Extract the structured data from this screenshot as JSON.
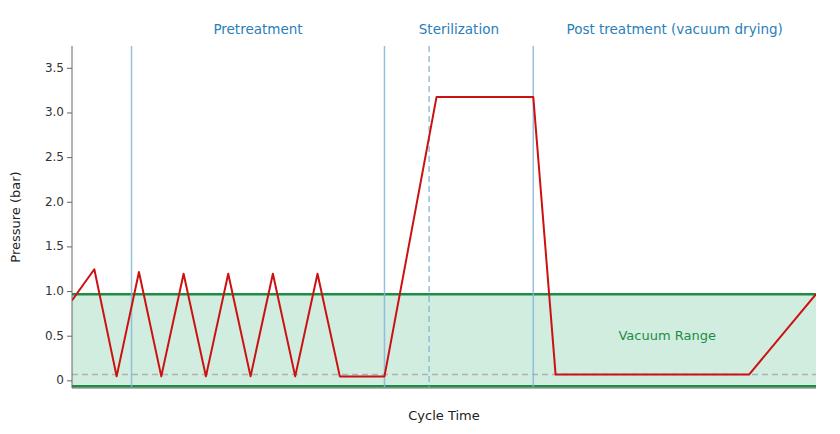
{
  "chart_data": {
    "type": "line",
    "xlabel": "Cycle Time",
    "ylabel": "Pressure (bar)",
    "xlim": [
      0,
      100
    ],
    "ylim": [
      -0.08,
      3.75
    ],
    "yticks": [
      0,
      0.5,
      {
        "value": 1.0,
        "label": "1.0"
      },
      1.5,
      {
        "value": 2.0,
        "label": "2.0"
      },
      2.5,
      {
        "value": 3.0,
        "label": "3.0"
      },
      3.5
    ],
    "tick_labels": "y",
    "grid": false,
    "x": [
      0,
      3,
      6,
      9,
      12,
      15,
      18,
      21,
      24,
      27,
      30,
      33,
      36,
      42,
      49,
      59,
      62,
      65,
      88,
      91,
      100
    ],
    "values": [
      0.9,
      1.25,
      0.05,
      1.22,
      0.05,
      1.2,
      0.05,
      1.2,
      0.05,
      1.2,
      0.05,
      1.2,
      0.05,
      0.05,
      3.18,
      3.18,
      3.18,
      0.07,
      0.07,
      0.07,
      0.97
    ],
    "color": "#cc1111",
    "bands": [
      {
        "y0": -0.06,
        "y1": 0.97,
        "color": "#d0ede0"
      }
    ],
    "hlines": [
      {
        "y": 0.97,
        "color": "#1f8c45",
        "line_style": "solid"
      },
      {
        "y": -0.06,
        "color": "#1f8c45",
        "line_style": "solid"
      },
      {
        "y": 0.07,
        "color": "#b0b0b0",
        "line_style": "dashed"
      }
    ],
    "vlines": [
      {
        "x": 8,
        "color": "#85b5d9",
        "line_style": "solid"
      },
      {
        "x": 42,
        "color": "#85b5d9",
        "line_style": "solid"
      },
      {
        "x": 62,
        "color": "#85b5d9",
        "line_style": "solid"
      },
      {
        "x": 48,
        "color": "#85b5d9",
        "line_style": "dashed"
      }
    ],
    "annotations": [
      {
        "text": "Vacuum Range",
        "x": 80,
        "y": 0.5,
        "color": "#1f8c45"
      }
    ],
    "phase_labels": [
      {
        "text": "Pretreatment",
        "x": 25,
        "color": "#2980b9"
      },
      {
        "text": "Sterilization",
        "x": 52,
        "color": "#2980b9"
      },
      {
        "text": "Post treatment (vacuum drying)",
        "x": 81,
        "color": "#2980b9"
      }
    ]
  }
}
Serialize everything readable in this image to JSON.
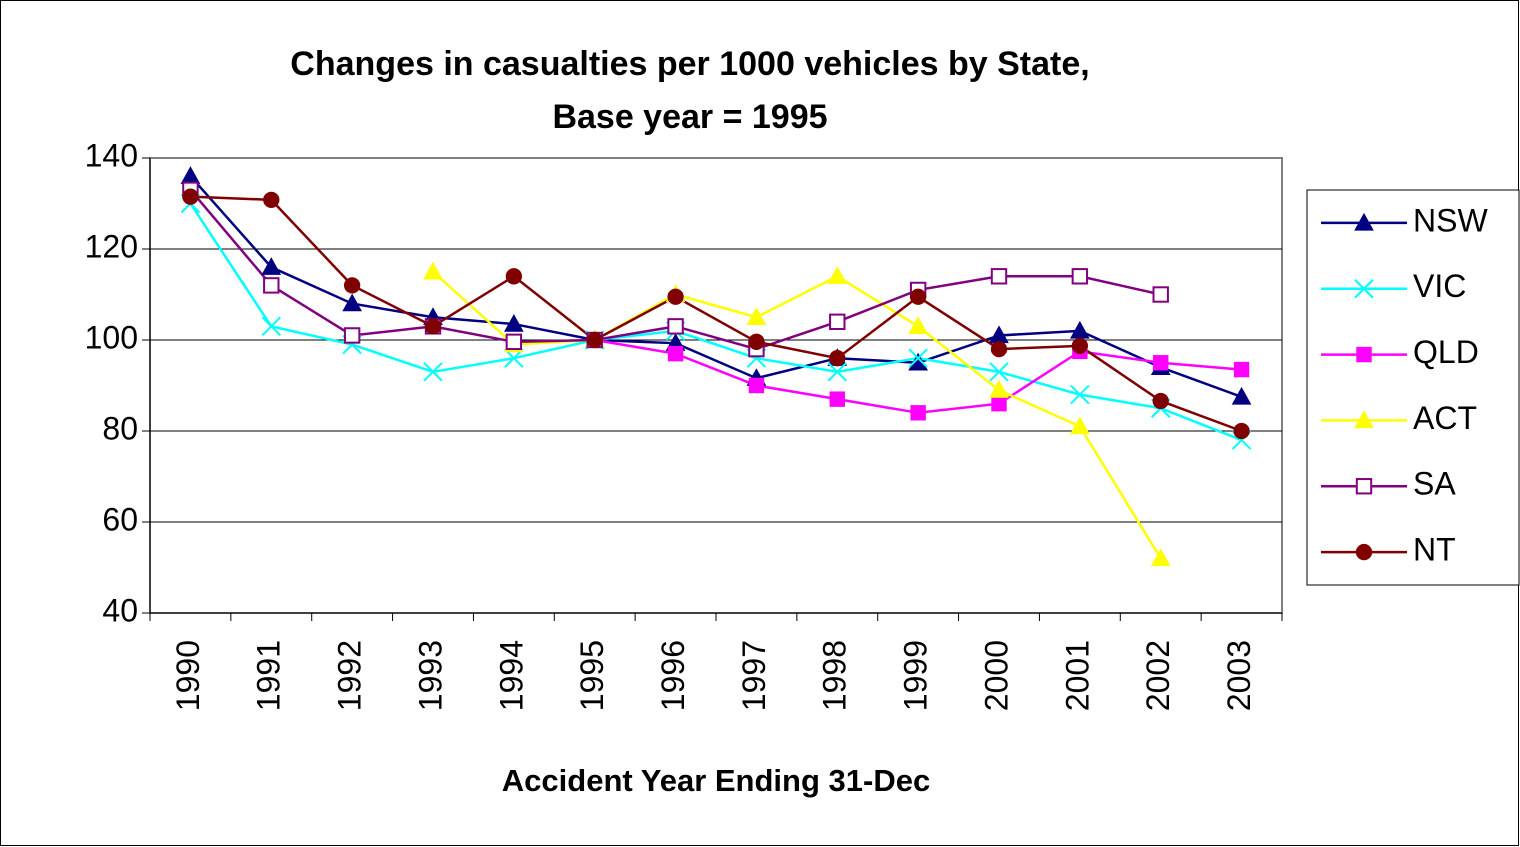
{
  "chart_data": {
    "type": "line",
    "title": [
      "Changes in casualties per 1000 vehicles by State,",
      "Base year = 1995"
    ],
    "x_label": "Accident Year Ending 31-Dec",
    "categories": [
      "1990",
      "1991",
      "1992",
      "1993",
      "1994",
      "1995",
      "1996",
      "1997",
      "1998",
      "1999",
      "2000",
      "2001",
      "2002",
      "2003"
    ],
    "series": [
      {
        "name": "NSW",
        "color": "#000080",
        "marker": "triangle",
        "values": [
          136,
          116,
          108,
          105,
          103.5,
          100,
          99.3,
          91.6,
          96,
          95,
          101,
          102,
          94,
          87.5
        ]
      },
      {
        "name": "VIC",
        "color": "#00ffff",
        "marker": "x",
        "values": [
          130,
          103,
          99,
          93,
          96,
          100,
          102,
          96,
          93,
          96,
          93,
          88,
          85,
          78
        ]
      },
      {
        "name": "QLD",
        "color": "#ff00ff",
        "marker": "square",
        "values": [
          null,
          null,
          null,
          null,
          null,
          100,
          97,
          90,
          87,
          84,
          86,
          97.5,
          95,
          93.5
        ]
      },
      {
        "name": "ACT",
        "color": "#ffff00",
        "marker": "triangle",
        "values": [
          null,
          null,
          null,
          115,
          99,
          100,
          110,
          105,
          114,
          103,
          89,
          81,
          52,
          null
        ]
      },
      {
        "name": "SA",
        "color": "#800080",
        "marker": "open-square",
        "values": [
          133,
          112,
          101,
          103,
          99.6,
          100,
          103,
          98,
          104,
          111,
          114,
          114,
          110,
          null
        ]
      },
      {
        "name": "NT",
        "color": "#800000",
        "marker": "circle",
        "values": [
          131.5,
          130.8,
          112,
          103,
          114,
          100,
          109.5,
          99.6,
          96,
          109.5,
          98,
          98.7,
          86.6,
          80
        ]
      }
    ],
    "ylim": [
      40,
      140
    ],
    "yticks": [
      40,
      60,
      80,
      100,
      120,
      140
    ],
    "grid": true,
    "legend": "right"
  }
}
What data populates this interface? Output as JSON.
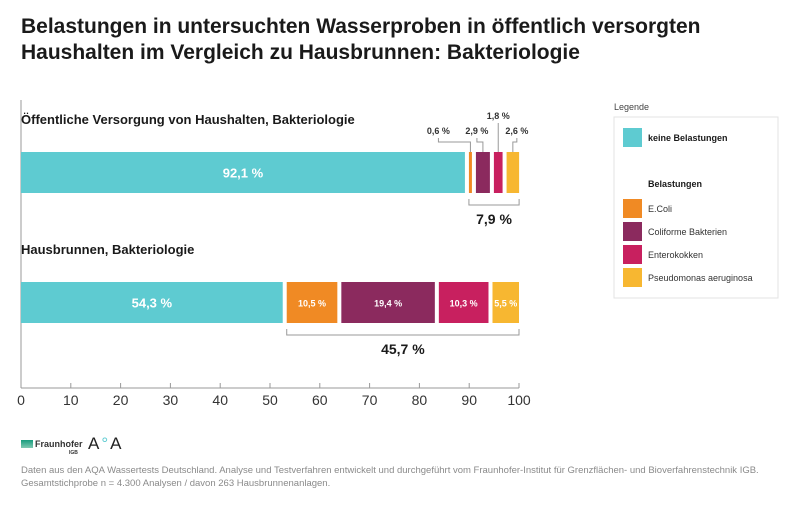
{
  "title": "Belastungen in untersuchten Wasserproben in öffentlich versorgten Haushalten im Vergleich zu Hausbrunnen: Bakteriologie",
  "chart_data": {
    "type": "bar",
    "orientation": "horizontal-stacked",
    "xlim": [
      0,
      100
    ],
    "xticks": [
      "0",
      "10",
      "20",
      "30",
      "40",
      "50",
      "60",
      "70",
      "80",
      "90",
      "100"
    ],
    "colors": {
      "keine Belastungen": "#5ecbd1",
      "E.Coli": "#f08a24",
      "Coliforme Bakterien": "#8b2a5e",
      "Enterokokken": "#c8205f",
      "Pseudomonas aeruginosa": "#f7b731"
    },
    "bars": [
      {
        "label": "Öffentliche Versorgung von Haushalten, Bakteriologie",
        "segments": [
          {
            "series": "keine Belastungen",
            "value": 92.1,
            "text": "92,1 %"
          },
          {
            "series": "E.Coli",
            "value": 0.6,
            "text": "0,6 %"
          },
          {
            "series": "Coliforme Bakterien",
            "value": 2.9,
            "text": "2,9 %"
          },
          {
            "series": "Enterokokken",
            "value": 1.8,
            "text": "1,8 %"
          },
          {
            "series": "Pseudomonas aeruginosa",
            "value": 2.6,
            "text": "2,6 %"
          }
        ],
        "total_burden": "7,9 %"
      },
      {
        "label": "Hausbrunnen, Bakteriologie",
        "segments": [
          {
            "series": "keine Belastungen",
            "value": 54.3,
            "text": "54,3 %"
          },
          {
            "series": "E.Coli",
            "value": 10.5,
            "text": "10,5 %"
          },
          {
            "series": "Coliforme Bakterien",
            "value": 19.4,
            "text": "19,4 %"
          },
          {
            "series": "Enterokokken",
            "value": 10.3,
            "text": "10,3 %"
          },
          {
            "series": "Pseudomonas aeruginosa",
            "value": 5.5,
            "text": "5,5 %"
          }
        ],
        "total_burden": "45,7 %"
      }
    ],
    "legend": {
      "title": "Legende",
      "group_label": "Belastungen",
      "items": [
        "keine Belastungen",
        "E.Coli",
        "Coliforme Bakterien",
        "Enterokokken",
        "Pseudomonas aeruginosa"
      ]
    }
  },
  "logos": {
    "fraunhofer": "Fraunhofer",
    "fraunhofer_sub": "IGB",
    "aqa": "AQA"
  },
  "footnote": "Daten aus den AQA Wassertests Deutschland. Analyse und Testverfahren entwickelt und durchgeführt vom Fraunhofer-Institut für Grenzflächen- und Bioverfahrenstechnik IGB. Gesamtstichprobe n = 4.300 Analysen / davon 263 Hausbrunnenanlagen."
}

What you will do> Extract the full listing above verbatim; pictures are to be left out of the copy.

Output for this task>
Extract the structured data from this screenshot as JSON.
{
  "chart_data": {
    "type": "line",
    "xlabel": "Cycle Time",
    "ylabel": "Pressure (bar)",
    "xlim": [
      0,
      100
    ],
    "ylim": [
      -0.08,
      3.75
    ],
    "yticks": [
      0,
      0.5,
      {
        "value": 1.0,
        "label": "1.0"
      },
      1.5,
      {
        "value": 2.0,
        "label": "2.0"
      },
      2.5,
      {
        "value": 3.0,
        "label": "3.0"
      },
      3.5
    ],
    "tick_labels": "y",
    "grid": false,
    "x": [
      0,
      3,
      6,
      9,
      12,
      15,
      18,
      21,
      24,
      27,
      30,
      33,
      36,
      42,
      49,
      59,
      62,
      65,
      88,
      91,
      100
    ],
    "values": [
      0.9,
      1.25,
      0.05,
      1.22,
      0.05,
      1.2,
      0.05,
      1.2,
      0.05,
      1.2,
      0.05,
      1.2,
      0.05,
      0.05,
      3.18,
      3.18,
      3.18,
      0.07,
      0.07,
      0.07,
      0.97
    ],
    "color": "#cc1111",
    "bands": [
      {
        "y0": -0.06,
        "y1": 0.97,
        "color": "#d0ede0"
      }
    ],
    "hlines": [
      {
        "y": 0.97,
        "color": "#1f8c45",
        "line_style": "solid"
      },
      {
        "y": -0.06,
        "color": "#1f8c45",
        "line_style": "solid"
      },
      {
        "y": 0.07,
        "color": "#b0b0b0",
        "line_style": "dashed"
      }
    ],
    "vlines": [
      {
        "x": 8,
        "color": "#85b5d9",
        "line_style": "solid"
      },
      {
        "x": 42,
        "color": "#85b5d9",
        "line_style": "solid"
      },
      {
        "x": 62,
        "color": "#85b5d9",
        "line_style": "solid"
      },
      {
        "x": 48,
        "color": "#85b5d9",
        "line_style": "dashed"
      }
    ],
    "annotations": [
      {
        "text": "Vacuum Range",
        "x": 80,
        "y": 0.5,
        "color": "#1f8c45"
      }
    ],
    "phase_labels": [
      {
        "text": "Pretreatment",
        "x": 25,
        "color": "#2980b9"
      },
      {
        "text": "Sterilization",
        "x": 52,
        "color": "#2980b9"
      },
      {
        "text": "Post treatment (vacuum drying)",
        "x": 81,
        "color": "#2980b9"
      }
    ]
  }
}
Serialize everything readable in this image to JSON.
{
  "chart_data": {
    "type": "line",
    "title": [
      "Changes in casualties per 1000 vehicles by State,",
      "Base year = 1995"
    ],
    "x_label": "Accident Year Ending 31-Dec",
    "categories": [
      "1990",
      "1991",
      "1992",
      "1993",
      "1994",
      "1995",
      "1996",
      "1997",
      "1998",
      "1999",
      "2000",
      "2001",
      "2002",
      "2003"
    ],
    "series": [
      {
        "name": "NSW",
        "color": "#000080",
        "marker": "triangle",
        "values": [
          136,
          116,
          108,
          105,
          103.5,
          100,
          99.3,
          91.6,
          96,
          95,
          101,
          102,
          94,
          87.5
        ]
      },
      {
        "name": "VIC",
        "color": "#00ffff",
        "marker": "x",
        "values": [
          130,
          103,
          99,
          93,
          96,
          100,
          102,
          96,
          93,
          96,
          93,
          88,
          85,
          78
        ]
      },
      {
        "name": "QLD",
        "color": "#ff00ff",
        "marker": "square",
        "values": [
          null,
          null,
          null,
          null,
          null,
          100,
          97,
          90,
          87,
          84,
          86,
          97.5,
          95,
          93.5
        ]
      },
      {
        "name": "ACT",
        "color": "#ffff00",
        "marker": "triangle",
        "values": [
          null,
          null,
          null,
          115,
          99,
          100,
          110,
          105,
          114,
          103,
          89,
          81,
          52,
          null
        ]
      },
      {
        "name": "SA",
        "color": "#800080",
        "marker": "open-square",
        "values": [
          133,
          112,
          101,
          103,
          99.6,
          100,
          103,
          98,
          104,
          111,
          114,
          114,
          110,
          null
        ]
      },
      {
        "name": "NT",
        "color": "#800000",
        "marker": "circle",
        "values": [
          131.5,
          130.8,
          112,
          103,
          114,
          100,
          109.5,
          99.6,
          96,
          109.5,
          98,
          98.7,
          86.6,
          80
        ]
      }
    ],
    "ylim": [
      40,
      140
    ],
    "yticks": [
      40,
      60,
      80,
      100,
      120,
      140
    ],
    "grid": true,
    "legend": "right"
  }
}
What data populates this interface? Output as JSON.
{
  "title": "Belastungen in untersuchten Wasserproben in öffentlich versorgten Haushalten im Vergleich zu Hausbrunnen: Bakteriologie",
  "chart_data": {
    "type": "bar",
    "orientation": "horizontal-stacked",
    "xlim": [
      0,
      100
    ],
    "xticks": [
      "0",
      "10",
      "20",
      "30",
      "40",
      "50",
      "60",
      "70",
      "80",
      "90",
      "100"
    ],
    "colors": {
      "keine Belastungen": "#5ecbd1",
      "E.Coli": "#f08a24",
      "Coliforme Bakterien": "#8b2a5e",
      "Enterokokken": "#c8205f",
      "Pseudomonas aeruginosa": "#f7b731"
    },
    "bars": [
      {
        "label": "Öffentliche Versorgung von Haushalten, Bakteriologie",
        "segments": [
          {
            "series": "keine Belastungen",
            "value": 92.1,
            "text": "92,1 %"
          },
          {
            "series": "E.Coli",
            "value": 0.6,
            "text": "0,6 %"
          },
          {
            "series": "Coliforme Bakterien",
            "value": 2.9,
            "text": "2,9 %"
          },
          {
            "series": "Enterokokken",
            "value": 1.8,
            "text": "1,8 %"
          },
          {
            "series": "Pseudomonas aeruginosa",
            "value": 2.6,
            "text": "2,6 %"
          }
        ],
        "total_burden": "7,9 %"
      },
      {
        "label": "Hausbrunnen, Bakteriologie",
        "segments": [
          {
            "series": "keine Belastungen",
            "value": 54.3,
            "text": "54,3 %"
          },
          {
            "series": "E.Coli",
            "value": 10.5,
            "text": "10,5 %"
          },
          {
            "series": "Coliforme Bakterien",
            "value": 19.4,
            "text": "19,4 %"
          },
          {
            "series": "Enterokokken",
            "value": 10.3,
            "text": "10,3 %"
          },
          {
            "series": "Pseudomonas aeruginosa",
            "value": 5.5,
            "text": "5,5 %"
          }
        ],
        "total_burden": "45,7 %"
      }
    ],
    "legend": {
      "title": "Legende",
      "group_label": "Belastungen",
      "items": [
        "keine Belastungen",
        "E.Coli",
        "Coliforme Bakterien",
        "Enterokokken",
        "Pseudomonas aeruginosa"
      ]
    }
  },
  "logos": {
    "fraunhofer": "Fraunhofer",
    "fraunhofer_sub": "IGB",
    "aqa": "AQA"
  },
  "footnote": "Daten aus den AQA Wassertests Deutschland. Analyse und Testverfahren entwickelt und durchgeführt vom Fraunhofer-Institut für Grenzflächen- und Bioverfahrenstechnik IGB. Gesamtstichprobe n = 4.300 Analysen / davon 263 Hausbrunnenanlagen."
}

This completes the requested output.